Part of a data file
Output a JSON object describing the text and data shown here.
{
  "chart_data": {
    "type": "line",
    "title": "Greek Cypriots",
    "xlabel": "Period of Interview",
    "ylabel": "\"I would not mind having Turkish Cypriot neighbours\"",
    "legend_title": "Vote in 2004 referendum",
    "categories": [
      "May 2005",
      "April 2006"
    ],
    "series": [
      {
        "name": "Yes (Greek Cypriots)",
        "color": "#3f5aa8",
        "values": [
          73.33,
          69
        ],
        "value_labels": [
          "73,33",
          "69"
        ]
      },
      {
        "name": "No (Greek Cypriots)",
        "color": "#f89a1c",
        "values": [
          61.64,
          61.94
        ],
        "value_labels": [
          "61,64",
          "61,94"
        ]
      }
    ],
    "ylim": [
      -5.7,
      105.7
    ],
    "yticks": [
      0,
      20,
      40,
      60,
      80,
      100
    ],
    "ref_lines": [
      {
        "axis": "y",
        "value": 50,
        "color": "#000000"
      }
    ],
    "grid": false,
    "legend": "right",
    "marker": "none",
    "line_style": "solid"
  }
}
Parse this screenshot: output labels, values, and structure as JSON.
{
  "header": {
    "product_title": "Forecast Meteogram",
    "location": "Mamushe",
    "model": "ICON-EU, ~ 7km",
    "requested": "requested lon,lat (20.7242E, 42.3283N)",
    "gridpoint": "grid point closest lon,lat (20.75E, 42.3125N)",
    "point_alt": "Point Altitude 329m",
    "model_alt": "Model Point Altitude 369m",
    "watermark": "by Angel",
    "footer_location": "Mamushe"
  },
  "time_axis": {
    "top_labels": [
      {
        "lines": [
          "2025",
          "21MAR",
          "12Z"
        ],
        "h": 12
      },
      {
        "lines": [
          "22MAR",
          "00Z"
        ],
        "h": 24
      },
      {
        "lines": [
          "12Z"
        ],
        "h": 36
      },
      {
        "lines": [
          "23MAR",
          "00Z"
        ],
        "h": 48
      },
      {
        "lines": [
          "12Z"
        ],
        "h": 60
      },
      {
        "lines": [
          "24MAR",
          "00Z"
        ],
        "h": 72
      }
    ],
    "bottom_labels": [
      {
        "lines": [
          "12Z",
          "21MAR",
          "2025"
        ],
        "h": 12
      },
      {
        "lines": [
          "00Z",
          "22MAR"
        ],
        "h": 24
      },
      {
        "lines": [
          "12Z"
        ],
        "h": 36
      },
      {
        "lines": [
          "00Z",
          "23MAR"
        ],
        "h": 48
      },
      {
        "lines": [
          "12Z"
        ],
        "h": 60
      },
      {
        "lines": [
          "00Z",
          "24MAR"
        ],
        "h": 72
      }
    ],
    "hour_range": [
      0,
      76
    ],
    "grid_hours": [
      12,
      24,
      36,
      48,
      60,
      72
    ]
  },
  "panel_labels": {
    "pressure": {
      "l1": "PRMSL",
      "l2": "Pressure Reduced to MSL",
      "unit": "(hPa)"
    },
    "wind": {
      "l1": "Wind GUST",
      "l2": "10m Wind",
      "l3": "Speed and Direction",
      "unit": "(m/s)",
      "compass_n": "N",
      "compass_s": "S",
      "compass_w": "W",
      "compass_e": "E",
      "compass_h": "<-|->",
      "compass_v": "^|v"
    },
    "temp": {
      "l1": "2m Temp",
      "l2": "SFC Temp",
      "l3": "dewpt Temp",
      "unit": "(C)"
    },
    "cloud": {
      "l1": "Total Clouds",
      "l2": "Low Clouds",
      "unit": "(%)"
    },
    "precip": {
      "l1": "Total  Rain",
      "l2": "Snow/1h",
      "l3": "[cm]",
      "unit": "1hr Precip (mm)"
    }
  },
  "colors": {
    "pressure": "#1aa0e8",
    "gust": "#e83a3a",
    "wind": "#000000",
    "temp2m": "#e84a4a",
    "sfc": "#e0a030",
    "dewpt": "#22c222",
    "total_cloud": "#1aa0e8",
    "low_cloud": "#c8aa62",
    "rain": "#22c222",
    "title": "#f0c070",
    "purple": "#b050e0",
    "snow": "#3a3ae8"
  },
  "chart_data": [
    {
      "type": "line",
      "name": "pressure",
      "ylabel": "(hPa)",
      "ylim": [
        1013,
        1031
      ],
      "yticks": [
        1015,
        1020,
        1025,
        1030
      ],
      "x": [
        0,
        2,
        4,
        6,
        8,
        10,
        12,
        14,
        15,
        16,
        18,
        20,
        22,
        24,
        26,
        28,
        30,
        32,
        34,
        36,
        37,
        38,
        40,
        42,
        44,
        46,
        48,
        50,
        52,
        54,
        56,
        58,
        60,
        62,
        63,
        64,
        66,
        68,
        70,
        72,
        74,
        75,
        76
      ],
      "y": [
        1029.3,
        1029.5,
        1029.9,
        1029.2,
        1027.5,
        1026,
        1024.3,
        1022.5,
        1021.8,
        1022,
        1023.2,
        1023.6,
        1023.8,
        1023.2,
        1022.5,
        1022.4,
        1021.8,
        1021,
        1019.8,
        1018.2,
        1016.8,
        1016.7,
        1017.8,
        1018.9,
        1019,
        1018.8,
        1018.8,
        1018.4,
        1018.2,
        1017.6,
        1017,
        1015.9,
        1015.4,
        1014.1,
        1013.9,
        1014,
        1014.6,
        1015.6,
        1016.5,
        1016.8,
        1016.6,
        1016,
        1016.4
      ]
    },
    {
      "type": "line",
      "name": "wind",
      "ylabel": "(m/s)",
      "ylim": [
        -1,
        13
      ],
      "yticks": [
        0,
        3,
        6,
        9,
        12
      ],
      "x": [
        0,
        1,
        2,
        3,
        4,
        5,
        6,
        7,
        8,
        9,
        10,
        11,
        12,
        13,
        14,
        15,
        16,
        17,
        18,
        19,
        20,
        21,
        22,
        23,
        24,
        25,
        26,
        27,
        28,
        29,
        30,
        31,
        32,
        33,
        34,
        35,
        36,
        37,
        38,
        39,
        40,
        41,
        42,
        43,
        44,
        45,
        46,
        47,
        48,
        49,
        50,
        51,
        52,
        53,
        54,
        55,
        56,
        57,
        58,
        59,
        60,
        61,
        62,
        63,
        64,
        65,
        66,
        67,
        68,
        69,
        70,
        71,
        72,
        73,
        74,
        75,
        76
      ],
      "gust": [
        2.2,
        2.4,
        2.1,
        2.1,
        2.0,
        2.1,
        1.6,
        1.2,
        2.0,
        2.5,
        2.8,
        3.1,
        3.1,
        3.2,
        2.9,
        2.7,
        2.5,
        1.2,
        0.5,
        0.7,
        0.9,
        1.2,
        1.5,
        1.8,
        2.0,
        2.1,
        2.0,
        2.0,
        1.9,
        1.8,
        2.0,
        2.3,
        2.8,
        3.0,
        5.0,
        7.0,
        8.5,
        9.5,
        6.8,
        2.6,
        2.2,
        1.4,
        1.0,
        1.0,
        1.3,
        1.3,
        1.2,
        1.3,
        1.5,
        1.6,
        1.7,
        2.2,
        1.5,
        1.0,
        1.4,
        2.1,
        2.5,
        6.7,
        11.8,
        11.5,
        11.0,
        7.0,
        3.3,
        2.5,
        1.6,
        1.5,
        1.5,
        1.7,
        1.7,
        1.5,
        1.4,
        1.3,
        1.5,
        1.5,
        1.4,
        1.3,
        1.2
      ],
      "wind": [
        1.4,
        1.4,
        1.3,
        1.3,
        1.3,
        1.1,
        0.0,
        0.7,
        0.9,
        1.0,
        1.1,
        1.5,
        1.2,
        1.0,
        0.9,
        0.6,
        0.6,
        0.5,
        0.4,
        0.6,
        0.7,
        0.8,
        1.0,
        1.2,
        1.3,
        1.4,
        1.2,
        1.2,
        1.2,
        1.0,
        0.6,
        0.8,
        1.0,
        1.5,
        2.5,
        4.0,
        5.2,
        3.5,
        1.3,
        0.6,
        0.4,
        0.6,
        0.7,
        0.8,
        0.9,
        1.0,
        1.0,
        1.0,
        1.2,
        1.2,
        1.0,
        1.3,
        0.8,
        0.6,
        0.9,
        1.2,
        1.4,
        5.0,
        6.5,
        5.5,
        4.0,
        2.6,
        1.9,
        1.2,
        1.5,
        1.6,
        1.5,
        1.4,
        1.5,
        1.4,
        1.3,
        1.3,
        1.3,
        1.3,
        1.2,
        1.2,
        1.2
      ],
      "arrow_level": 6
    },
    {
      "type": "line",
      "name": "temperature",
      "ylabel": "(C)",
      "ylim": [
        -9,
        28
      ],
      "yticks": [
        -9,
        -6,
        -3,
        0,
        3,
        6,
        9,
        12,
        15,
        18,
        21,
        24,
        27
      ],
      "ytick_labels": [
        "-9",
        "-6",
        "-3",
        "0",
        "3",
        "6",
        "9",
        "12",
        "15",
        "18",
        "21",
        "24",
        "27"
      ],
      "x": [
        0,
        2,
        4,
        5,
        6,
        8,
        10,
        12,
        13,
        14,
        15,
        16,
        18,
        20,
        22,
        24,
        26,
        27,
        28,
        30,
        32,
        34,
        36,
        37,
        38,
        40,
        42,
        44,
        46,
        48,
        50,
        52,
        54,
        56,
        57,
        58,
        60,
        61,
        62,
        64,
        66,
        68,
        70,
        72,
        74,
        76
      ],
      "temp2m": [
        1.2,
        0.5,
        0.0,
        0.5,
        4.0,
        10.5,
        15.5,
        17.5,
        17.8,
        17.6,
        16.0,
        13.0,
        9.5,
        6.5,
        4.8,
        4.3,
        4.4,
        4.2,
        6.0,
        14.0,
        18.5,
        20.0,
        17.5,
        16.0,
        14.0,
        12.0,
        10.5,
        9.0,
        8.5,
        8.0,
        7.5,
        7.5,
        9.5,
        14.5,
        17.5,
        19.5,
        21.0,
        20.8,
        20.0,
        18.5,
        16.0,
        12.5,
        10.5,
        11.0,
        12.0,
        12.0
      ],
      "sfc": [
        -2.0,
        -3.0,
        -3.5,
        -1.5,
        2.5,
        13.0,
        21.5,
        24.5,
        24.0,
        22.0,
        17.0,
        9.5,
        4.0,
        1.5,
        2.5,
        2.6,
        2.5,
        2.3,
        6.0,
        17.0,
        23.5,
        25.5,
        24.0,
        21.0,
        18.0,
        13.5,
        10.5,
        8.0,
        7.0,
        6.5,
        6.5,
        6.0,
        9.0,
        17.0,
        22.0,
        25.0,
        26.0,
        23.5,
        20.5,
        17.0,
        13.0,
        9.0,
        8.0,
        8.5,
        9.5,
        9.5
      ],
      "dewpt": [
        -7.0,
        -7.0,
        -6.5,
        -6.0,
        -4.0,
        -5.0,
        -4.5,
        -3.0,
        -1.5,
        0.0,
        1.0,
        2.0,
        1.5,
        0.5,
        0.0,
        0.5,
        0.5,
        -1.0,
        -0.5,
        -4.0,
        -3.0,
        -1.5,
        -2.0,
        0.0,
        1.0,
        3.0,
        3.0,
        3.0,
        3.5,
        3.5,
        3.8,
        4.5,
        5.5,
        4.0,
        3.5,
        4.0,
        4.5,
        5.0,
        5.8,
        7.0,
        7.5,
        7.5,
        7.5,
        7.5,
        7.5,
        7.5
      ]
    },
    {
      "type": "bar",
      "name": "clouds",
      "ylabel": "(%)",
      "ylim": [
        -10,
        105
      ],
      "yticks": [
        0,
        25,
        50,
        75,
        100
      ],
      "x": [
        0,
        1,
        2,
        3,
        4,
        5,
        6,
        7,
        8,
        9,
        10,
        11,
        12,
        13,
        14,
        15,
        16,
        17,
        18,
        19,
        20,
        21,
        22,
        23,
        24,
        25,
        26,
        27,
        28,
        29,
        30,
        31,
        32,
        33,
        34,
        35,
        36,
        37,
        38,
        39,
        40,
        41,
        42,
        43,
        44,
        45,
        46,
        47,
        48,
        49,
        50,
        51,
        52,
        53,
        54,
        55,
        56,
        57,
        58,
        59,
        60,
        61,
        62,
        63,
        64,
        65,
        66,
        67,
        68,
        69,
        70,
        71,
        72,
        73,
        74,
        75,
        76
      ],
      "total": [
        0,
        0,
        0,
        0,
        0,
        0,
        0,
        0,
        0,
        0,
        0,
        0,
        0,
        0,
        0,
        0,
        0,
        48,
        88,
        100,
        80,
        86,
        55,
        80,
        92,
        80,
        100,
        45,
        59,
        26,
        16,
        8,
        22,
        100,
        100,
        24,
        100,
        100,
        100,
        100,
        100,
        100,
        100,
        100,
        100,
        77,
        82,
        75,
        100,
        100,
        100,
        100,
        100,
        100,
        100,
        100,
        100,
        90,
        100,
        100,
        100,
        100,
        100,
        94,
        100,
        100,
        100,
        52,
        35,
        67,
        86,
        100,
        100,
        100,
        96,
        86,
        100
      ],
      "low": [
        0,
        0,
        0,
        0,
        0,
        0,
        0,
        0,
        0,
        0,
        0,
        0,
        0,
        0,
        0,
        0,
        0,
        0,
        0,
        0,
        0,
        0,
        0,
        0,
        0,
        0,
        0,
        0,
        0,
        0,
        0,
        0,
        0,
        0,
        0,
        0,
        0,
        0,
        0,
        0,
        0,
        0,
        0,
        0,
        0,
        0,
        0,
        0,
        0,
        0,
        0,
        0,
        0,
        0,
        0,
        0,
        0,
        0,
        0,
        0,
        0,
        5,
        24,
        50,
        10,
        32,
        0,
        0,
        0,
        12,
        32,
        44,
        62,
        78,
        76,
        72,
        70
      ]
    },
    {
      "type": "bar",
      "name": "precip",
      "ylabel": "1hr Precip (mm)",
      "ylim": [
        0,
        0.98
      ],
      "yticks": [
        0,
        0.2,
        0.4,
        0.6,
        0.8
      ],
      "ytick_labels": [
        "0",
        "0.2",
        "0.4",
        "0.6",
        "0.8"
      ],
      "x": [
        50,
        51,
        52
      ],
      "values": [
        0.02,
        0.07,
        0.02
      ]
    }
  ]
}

▶ **Exercise requirements**:
Every line above that contains the word "Altitude" should be reported.

▶ **Exercise response**:
    "point_alt": "Point Altitude 329m",
    "model_alt": "Model Point Altitude 369m",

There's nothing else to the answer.